→ **INPUT ROWS**

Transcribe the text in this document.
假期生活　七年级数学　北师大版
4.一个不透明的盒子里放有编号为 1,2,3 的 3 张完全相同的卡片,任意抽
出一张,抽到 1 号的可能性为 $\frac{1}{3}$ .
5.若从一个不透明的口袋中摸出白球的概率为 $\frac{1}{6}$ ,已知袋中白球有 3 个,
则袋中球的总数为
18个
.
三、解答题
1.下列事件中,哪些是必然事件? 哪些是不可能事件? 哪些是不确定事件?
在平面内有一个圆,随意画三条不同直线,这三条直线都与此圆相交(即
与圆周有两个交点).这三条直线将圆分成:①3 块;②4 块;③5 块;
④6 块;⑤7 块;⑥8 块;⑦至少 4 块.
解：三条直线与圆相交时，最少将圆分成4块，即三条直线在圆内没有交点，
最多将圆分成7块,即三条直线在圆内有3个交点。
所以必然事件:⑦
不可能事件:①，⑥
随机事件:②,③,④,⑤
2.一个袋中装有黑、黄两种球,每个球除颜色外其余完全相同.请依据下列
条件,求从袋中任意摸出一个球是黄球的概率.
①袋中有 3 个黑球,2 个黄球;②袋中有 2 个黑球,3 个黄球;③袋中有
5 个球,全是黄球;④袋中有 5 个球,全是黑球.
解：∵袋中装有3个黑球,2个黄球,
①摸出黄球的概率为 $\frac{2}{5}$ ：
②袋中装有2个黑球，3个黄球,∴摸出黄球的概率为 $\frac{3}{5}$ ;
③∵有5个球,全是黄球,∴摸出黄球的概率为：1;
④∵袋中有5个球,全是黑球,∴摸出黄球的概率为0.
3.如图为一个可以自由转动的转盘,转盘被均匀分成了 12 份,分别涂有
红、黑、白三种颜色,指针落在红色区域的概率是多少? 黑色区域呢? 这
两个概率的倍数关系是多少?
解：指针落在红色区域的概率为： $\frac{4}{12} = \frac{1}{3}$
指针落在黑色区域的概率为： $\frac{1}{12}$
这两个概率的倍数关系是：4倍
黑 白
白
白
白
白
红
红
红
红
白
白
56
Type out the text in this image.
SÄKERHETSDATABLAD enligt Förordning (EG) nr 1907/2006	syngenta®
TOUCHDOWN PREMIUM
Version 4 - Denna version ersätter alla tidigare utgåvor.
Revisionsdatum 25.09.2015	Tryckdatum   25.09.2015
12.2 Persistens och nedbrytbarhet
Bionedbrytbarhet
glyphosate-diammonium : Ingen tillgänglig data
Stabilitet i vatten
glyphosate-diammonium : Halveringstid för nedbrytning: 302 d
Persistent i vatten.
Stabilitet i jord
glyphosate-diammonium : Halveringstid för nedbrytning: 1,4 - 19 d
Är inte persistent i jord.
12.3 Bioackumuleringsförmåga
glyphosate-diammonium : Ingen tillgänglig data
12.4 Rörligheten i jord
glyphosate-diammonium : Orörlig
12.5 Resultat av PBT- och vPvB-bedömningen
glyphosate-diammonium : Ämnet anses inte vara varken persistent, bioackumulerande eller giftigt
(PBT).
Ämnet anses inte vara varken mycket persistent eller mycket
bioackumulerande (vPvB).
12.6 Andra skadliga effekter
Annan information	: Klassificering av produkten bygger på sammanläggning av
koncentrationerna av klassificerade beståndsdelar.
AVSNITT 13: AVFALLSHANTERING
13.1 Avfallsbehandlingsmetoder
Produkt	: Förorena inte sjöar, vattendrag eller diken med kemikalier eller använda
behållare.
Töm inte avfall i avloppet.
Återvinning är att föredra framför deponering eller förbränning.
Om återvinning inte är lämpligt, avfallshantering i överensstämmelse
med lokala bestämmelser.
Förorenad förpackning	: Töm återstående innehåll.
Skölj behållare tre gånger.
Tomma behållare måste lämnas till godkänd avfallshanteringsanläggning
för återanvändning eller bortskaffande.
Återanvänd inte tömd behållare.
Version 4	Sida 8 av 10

→ **WHAT IS ASKED**
Report only how many lines in the entries contain "jord".

→ **EXERCISE RESULT**
3